Stored records:
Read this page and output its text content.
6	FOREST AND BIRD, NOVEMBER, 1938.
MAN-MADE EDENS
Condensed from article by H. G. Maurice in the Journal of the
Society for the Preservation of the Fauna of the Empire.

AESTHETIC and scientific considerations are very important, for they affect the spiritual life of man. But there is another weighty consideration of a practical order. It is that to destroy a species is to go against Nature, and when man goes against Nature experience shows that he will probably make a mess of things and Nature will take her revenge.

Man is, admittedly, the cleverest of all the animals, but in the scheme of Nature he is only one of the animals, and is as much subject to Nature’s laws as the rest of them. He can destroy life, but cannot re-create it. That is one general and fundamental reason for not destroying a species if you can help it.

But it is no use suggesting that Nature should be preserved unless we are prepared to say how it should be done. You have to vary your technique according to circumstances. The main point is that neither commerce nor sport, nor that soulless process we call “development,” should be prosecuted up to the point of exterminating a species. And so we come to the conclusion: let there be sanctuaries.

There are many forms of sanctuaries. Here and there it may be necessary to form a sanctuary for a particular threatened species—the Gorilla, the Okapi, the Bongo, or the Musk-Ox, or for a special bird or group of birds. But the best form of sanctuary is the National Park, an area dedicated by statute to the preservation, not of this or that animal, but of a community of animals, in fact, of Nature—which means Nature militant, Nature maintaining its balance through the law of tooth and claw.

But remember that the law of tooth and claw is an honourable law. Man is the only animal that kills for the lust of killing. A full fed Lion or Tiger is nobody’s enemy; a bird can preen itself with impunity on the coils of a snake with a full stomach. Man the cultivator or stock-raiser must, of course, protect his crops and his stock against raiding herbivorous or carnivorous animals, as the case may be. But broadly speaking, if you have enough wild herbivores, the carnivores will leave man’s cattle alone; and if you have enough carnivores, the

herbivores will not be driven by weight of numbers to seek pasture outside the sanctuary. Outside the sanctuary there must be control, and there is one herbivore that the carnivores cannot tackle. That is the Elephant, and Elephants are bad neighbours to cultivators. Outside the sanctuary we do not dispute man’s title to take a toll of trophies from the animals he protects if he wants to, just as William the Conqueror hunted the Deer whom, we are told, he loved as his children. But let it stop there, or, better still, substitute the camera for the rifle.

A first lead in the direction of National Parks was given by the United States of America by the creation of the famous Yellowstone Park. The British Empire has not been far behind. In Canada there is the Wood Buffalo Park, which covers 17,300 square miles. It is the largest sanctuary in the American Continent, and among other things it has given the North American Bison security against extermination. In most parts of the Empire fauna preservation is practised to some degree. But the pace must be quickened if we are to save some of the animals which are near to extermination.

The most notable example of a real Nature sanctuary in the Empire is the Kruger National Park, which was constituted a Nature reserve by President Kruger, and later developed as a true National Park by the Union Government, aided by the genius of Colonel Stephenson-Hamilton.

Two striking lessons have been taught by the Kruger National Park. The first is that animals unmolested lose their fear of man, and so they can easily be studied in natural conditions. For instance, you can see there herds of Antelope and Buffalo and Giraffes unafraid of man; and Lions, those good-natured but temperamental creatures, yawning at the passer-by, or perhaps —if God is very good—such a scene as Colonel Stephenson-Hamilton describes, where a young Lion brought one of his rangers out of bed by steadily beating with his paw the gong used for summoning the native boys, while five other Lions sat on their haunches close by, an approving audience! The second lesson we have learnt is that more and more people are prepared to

==

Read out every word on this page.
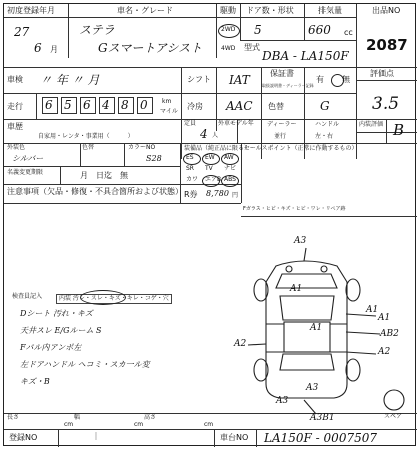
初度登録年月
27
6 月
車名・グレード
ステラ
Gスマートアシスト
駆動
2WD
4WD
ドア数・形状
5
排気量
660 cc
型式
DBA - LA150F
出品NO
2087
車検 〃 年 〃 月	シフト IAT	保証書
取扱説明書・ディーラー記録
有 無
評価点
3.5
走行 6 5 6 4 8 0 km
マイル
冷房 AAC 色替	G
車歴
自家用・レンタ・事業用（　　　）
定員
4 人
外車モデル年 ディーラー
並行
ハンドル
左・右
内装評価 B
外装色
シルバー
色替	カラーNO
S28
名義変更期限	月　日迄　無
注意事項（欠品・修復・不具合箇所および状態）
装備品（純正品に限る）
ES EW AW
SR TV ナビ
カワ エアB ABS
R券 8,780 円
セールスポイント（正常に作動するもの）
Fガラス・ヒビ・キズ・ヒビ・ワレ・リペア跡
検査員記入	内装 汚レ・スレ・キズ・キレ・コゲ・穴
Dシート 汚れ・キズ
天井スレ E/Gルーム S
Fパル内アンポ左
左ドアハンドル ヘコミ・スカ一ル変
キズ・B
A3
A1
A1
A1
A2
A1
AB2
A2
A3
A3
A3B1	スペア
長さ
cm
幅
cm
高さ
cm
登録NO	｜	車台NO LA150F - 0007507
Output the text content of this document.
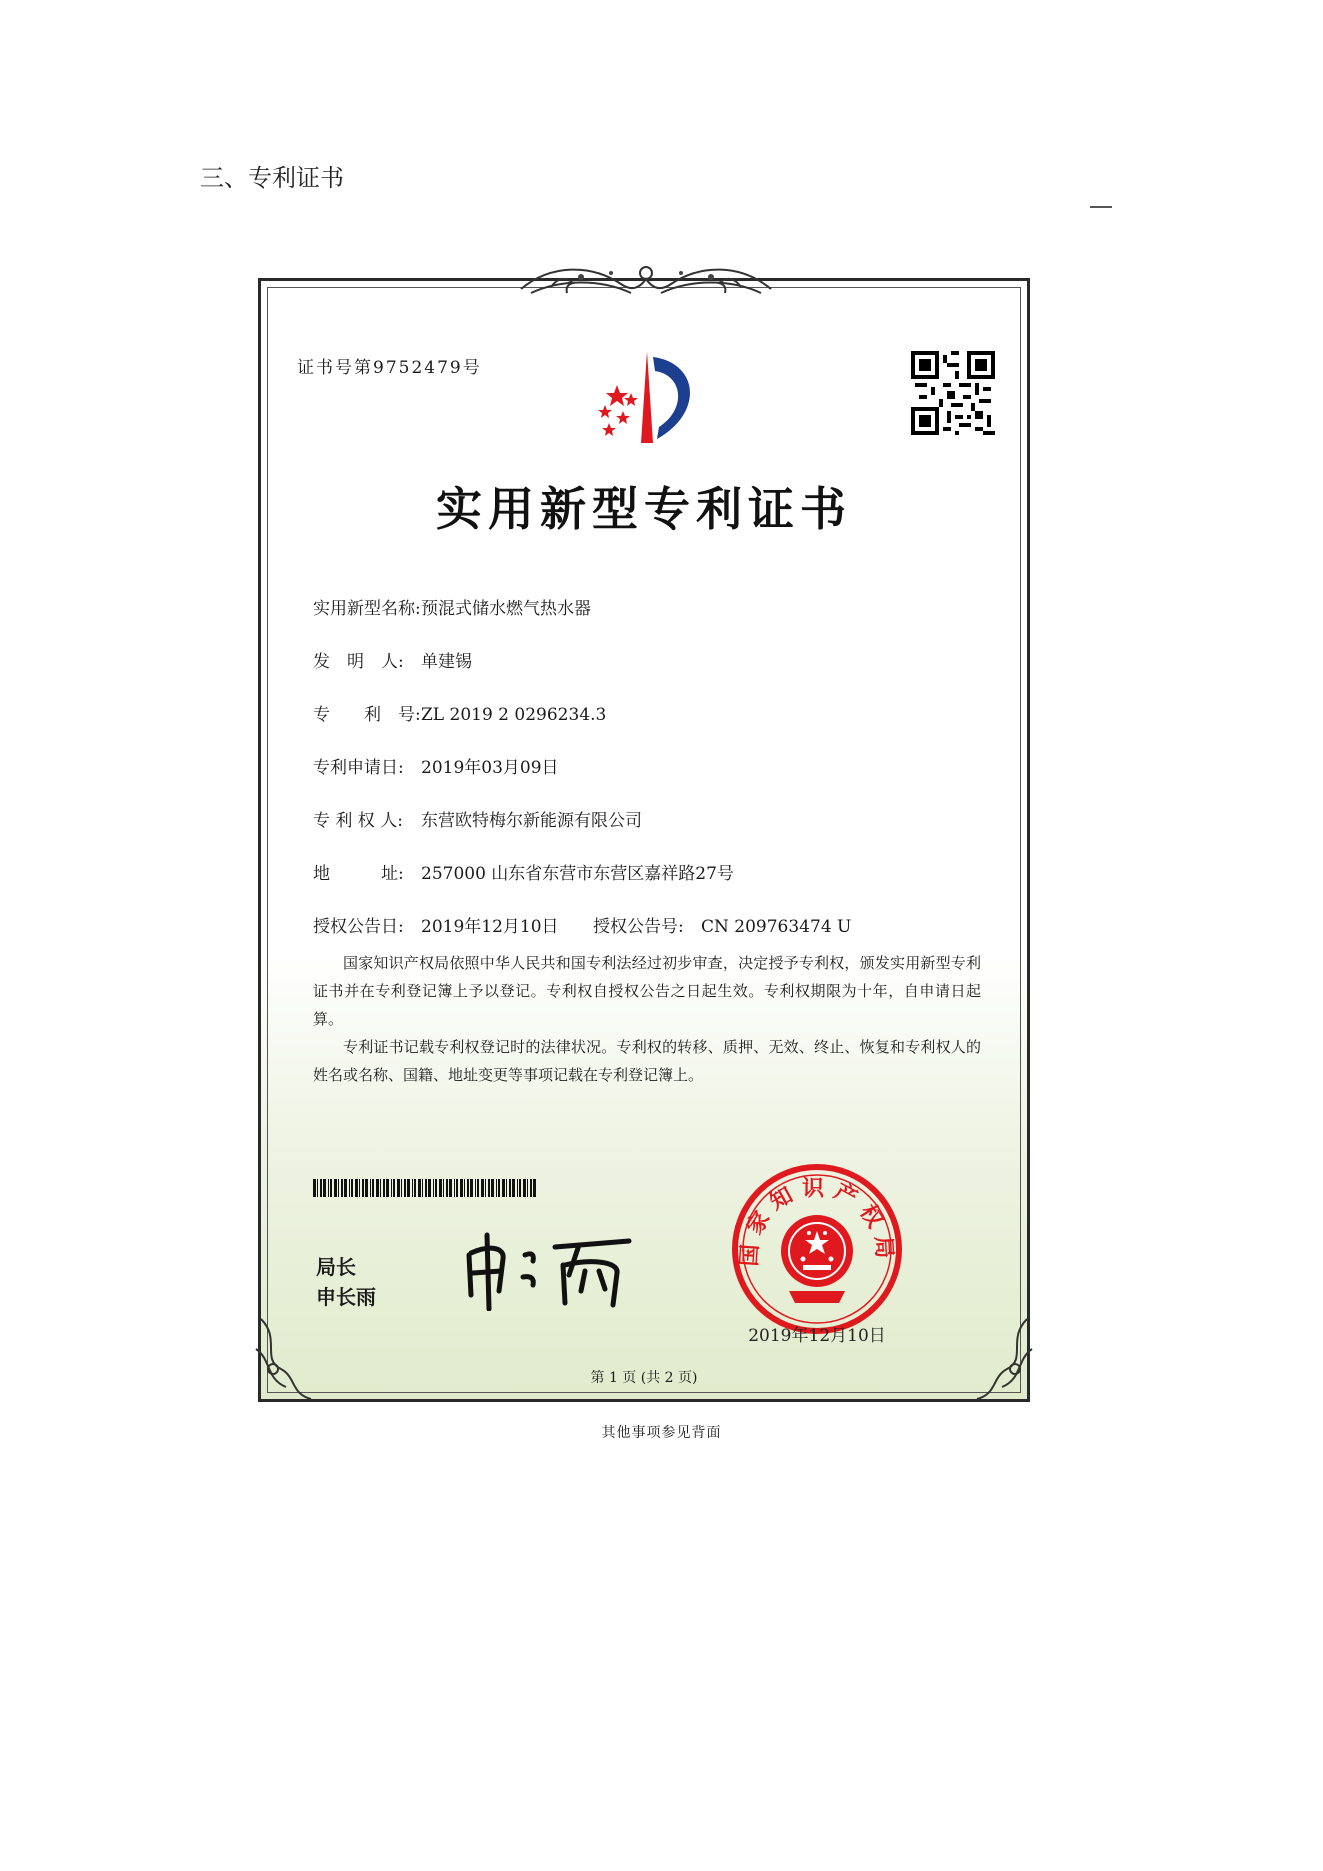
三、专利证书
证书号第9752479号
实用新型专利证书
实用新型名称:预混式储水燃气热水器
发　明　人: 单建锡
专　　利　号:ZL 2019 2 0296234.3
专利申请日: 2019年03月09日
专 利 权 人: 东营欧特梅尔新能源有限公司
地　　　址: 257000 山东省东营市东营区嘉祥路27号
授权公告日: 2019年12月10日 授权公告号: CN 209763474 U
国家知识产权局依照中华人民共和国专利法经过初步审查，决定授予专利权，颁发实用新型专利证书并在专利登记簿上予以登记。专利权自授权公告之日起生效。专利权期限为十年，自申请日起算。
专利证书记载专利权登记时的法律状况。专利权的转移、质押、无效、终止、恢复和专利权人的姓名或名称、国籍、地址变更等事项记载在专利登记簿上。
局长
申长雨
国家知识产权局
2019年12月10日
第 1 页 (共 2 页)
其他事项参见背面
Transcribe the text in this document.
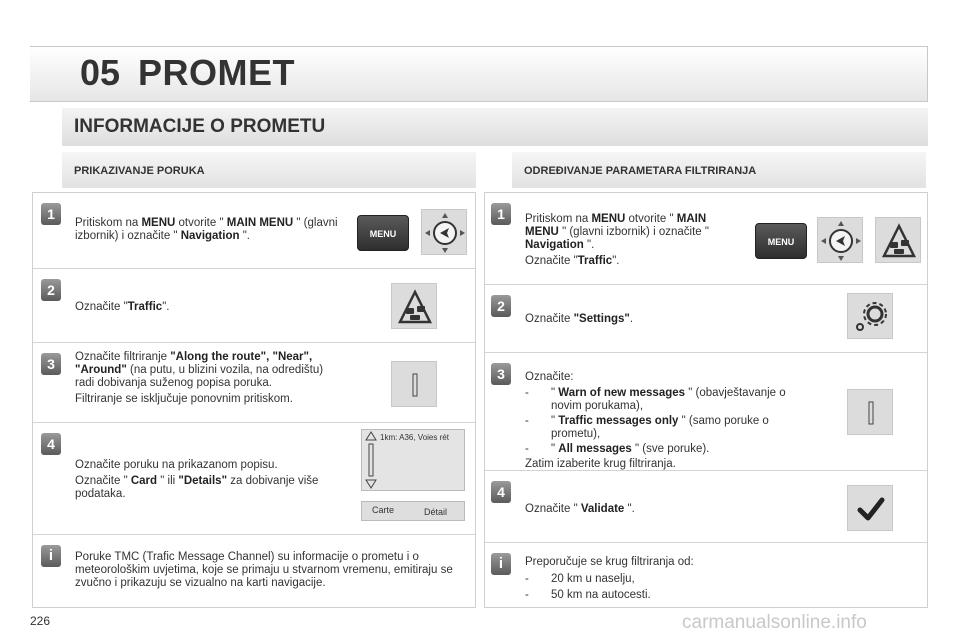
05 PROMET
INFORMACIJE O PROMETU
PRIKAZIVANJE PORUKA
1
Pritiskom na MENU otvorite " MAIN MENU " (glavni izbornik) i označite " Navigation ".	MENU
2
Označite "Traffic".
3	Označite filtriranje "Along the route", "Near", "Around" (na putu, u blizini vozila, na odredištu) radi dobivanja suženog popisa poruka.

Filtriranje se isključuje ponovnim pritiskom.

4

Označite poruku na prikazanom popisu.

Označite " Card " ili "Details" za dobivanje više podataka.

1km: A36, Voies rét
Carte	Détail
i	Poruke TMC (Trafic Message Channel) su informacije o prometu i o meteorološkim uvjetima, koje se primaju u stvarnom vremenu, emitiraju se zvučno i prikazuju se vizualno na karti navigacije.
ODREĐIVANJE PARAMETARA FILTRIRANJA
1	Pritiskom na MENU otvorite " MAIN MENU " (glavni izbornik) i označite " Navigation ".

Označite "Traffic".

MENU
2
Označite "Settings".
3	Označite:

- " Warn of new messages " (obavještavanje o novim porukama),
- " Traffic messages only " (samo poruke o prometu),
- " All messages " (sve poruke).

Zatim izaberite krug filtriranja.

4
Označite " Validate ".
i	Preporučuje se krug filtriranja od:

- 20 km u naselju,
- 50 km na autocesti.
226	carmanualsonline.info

WHAT IS BEING ASKED
The string "text" may appear in lines of the listing above; tally those lines and give the number only.

FINAL ANSWER
3